:: Dataset records

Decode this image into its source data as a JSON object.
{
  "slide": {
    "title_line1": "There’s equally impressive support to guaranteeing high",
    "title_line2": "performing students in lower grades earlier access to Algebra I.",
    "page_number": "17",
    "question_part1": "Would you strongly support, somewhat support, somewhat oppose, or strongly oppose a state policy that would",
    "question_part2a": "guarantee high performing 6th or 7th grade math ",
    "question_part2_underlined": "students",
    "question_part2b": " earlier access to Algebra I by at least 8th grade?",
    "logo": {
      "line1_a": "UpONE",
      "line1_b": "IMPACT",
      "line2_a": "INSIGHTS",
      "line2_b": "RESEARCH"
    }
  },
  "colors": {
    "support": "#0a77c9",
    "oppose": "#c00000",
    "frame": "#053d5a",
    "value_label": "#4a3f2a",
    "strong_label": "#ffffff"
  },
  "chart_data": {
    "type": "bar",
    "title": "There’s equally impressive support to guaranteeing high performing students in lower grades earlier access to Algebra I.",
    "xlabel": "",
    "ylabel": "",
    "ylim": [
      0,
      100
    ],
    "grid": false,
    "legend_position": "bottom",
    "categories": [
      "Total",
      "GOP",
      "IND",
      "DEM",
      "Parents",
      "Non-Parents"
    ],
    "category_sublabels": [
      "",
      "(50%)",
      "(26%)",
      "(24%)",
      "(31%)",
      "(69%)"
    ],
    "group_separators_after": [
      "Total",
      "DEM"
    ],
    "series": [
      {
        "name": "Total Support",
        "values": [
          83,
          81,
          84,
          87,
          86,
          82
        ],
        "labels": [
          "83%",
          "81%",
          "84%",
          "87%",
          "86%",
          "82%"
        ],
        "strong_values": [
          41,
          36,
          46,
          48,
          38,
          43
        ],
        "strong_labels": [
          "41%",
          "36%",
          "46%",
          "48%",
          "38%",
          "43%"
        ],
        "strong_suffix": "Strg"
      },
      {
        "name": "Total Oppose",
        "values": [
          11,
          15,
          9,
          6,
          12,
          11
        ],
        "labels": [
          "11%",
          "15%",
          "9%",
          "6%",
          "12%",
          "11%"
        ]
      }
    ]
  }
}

::::

### Given request
List every line in the records above that contains the word "equally".

### The result
    "title_line1": "There’s equally impressive support to guaranteeing high",
    "title": "There’s equally impressive support to guaranteeing high performing students in lower grades earlier access to Algebra I.",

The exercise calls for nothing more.